> Passage:
By examining task similarity and previous task duration feedback, this research provides a robust test of the effect of knowledge about previous tasks on bias in predictions of task duration. Moreover, studying task similarity permits a test of the four theoretical accounts of task duration prediction bias: inside–outside, memory-bias, anchoring, and self-learning. In all experiments, task similarity influenced bias as predictions were closer to the actual durations of the second task when it was the same essay as the first task. Also, task similarity seemed to prevail over being told the exact duration of the previous task beforehand when the recall of this feedback was manipulated (Experiment 2) and the provision of this feedback was manipulated (Experiment 3), as such duration feedback did not influence prediction bias.

> Data shown:

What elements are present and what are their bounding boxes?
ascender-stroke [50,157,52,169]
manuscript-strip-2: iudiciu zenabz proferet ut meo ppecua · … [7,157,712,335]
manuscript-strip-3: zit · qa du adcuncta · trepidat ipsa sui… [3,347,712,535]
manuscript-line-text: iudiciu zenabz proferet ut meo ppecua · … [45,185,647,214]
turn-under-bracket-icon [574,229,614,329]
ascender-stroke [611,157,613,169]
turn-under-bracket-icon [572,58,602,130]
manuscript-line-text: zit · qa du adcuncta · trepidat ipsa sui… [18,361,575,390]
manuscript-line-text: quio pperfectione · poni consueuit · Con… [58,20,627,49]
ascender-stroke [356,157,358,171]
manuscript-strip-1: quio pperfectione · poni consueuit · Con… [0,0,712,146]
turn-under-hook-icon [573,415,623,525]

> Goals:
- A) Rewrite the passage on predictions of task duration from "By examining task" to "influence prediction bias.", swapping "task similarity" for "task resemblance".
- B) According to the passage on predictions of task duration, why did task similarity seem to prevail over feedback about the exact duration of the previous task in Experiments 2 and 3?

> Answers to the tasks:
- A)
By examining task resemblance and previous task duration feedback, this research provides a robust test of the effect of knowledge about previous tasks on bias in predictions of task duration. Moreover, studying task resemblance permits a test of the four theoretical accounts of task duration prediction bias: inside–outside, memory-bias, anchoring, and self-learning. In all experiments, task resemblance influenced bias as predictions were closer to the actual durations of the second task when it was the same essay as the first task. Also, task resemblance seemed to prevail over being told the exact duration of the previous task beforehand when the recall of this feedback was manipulated (Experiment 2) and the provision of this feedback was manipulated (Experiment 3), as such duration feedback did not influence prediction bias.

- B) Task similarity seemed to prevail because the duration feedback did not influence prediction bias. This held whether the recall of the feedback or its provision was manipulated.